Rows from a dataset
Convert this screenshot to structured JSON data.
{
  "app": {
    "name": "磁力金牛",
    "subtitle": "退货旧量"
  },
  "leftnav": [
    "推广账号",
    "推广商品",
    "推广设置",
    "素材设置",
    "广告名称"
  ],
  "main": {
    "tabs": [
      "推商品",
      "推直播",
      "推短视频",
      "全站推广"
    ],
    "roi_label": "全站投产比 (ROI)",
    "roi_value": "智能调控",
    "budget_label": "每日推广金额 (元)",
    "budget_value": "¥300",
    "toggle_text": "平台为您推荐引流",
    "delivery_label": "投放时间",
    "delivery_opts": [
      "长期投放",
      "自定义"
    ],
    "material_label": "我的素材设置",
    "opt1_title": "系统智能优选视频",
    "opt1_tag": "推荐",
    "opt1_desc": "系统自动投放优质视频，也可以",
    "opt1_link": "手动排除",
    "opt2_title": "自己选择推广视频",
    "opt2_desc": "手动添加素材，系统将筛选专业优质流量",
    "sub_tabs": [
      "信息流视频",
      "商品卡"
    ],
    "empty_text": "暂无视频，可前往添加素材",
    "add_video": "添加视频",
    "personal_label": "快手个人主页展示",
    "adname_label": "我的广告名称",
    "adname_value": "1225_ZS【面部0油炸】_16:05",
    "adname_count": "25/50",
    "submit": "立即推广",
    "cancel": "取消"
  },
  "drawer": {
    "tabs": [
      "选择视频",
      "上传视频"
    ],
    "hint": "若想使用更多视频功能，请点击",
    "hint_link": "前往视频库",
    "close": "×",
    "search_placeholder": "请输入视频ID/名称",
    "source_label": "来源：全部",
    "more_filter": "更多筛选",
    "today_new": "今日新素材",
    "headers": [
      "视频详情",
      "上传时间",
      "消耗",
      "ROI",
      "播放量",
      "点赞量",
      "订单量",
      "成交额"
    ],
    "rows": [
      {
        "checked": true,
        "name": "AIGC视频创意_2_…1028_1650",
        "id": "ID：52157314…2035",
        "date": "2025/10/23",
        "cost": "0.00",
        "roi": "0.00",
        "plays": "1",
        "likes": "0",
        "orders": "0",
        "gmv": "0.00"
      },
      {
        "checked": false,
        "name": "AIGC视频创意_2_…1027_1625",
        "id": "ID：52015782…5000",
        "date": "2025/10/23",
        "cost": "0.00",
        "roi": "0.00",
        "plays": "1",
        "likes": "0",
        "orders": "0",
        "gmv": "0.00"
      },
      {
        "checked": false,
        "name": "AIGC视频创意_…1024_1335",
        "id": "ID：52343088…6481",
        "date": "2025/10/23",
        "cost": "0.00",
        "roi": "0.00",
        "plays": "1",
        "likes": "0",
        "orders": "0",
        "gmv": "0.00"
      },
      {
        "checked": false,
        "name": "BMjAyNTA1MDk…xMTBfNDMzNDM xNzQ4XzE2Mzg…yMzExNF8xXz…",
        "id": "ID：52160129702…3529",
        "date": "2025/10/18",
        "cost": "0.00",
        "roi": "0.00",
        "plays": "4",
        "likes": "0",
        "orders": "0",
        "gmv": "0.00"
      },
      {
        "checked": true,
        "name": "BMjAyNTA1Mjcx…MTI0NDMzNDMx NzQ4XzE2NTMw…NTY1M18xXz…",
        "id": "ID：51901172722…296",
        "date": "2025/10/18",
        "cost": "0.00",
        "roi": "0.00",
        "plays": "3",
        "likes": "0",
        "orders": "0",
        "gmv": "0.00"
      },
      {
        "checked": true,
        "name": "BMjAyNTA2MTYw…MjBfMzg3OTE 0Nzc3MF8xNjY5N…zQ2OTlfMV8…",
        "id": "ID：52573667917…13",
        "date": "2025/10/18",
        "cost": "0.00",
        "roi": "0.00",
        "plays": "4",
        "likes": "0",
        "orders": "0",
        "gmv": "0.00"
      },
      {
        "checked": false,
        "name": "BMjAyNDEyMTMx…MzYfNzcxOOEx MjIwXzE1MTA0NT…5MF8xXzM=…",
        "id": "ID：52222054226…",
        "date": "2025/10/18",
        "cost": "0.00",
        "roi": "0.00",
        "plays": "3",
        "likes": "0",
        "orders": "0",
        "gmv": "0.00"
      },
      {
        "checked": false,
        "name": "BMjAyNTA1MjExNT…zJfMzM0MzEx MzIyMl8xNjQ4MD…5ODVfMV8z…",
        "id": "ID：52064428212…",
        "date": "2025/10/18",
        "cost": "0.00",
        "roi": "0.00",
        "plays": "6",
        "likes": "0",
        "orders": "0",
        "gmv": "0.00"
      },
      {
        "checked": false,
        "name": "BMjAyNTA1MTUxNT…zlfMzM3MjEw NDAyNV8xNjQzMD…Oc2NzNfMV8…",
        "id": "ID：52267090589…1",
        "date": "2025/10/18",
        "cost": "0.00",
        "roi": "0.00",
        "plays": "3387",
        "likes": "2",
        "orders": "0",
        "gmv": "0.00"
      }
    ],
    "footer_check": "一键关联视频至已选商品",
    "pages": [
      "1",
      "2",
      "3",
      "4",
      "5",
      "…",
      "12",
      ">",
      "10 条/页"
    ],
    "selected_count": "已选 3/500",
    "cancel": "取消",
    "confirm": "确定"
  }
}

What is expected:
Nothing should be left out: repeat all of the data exactly.

The reply:
Convert this screenshot to structured JSON data.
{
  "app": {
    "name": "磁力金牛",
    "subtitle": "退货旧量"
  },
  "leftnav": [
    "推广账号",
    "推广商品",
    "推广设置",
    "素材设置",
    "广告名称"
  ],
  "main": {
    "tabs": [
      "推商品",
      "推直播",
      "推短视频",
      "全站推广"
    ],
    "roi_label": "全站投产比 (ROI)",
    "roi_value": "智能调控",
    "budget_label": "每日推广金额 (元)",
    "budget_value": "¥300",
    "toggle_text": "平台为您推荐引流",
    "delivery_label": "投放时间",
    "delivery_opts": [
      "长期投放",
      "自定义"
    ],
    "material_label": "我的素材设置",
    "opt1_title": "系统智能优选视频",
    "opt1_tag": "推荐",
    "opt1_desc": "系统自动投放优质视频，也可以",
    "opt1_link": "手动排除",
    "opt2_title": "自己选择推广视频",
    "opt2_desc": "手动添加素材，系统将筛选专业优质流量",
    "sub_tabs": [
      "信息流视频",
      "商品卡"
    ],
    "empty_text": "暂无视频，可前往添加素材",
    "add_video": "添加视频",
    "personal_label": "快手个人主页展示",
    "adname_label": "我的广告名称",
    "adname_value": "1225_ZS【面部0油炸】_16:05",
    "adname_count": "25/50",
    "submit": "立即推广",
    "cancel": "取消"
  },
  "drawer": {
    "tabs": [
      "选择视频",
      "上传视频"
    ],
    "hint": "若想使用更多视频功能，请点击",
    "hint_link": "前往视频库",
    "close": "×",
    "search_placeholder": "请输入视频ID/名称",
    "source_label": "来源：全部",
    "more_filter": "更多筛选",
    "today_new": "今日新素材",
    "headers": [
      "视频详情",
      "上传时间",
      "消耗",
      "ROI",
      "播放量",
      "点赞量",
      "订单量",
      "成交额"
    ],
    "rows": [
      {
        "checked": true,
        "name": "AIGC视频创意_2_…1028_1650",
        "id": "ID：52157314…2035",
        "date": "2025/10/23",
        "cost": "0.00",
        "roi": "0.00",
        "plays": "1",
        "likes": "0",
        "orders": "0",
        "gmv": "0.00"
      },
      {
        "checked": false,
        "name": "AIGC视频创意_2_…1027_1625",
        "id": "ID：52015782…5000",
        "date": "2025/10/23",
        "cost": "0.00",
        "roi": "0.00",
        "plays": "1",
        "likes": "0",
        "orders": "0",
        "gmv": "0.00"
      },
      {
        "checked": false,
        "name": "AIGC视频创意_…1024_1335",
        "id": "ID：52343088…6481",
        "date": "2025/10/23",
        "cost": "0.00",
        "roi": "0.00",
        "plays": "1",
        "likes": "0",
        "orders": "0",
        "gmv": "0.00"
      },
      {
        "checked": false,
        "name": "BMjAyNTA1MDk…xMTBfNDMzNDM xNzQ4XzE2Mzg…yMzExNF8xXz…",
        "id": "ID：52160129702…3529",
        "date": "2025/10/18",
        "cost": "0.00",
        "roi": "0.00",
        "plays": "4",
        "likes": "0",
        "orders": "0",
        "gmv": "0.00"
      },
      {
        "checked": true,
        "name": "BMjAyNTA1Mjcx…MTI0NDMzNDMx NzQ4XzE2NTMw…NTY1M18xXz…",
        "id": "ID：51901172722…296",
        "date": "2025/10/18",
        "cost": "0.00",
        "roi": "0.00",
        "plays": "3",
        "likes": "0",
        "orders": "0",
        "gmv": "0.00"
      },
      {
        "checked": true,
        "name": "BMjAyNTA2MTYw…MjBfMzg3OTE 0Nzc3MF8xNjY5N…zQ2OTlfMV8…",
        "id": "ID：52573667917…13",
        "date": "2025/10/18",
        "cost": "0.00",
        "roi": "0.00",
        "plays": "4",
        "likes": "0",
        "orders": "0",
        "gmv": "0.00"
      },
      {
        "checked": false,
        "name": "BMjAyNDEyMTMx…MzYfNzcxOOEx MjIwXzE1MTA0NT…5MF8xXzM=…",
        "id": "ID：52222054226…",
        "date": "2025/10/18",
        "cost": "0.00",
        "roi": "0.00",
        "plays": "3",
        "likes": "0",
        "orders": "0",
        "gmv": "0.00"
      },
      {
        "checked": false,
        "name": "BMjAyNTA1MjExNT…zJfMzM0MzEx MzIyMl8xNjQ4MD…5ODVfMV8z…",
        "id": "ID：52064428212…",
        "date": "2025/10/18",
        "cost": "0.00",
        "roi": "0.00",
        "plays": "6",
        "likes": "0",
        "orders": "0",
        "gmv": "0.00"
      },
      {
        "checked": false,
        "name": "BMjAyNTA1MTUxNT…zlfMzM3MjEw NDAyNV8xNjQzMD…Oc2NzNfMV8…",
        "id": "ID：52267090589…1",
        "date": "2025/10/18",
        "cost": "0.00",
        "roi": "0.00",
        "plays": "3387",
        "likes": "2",
        "orders": "0",
        "gmv": "0.00"
      }
    ],
    "footer_check": "一键关联视频至已选商品",
    "pages": [
      "1",
      "2",
      "3",
      "4",
      "5",
      "…",
      "12",
      ">",
      "10 条/页"
    ],
    "selected_count": "已选 3/500",
    "cancel": "取消",
    "confirm": "确定"
  }
}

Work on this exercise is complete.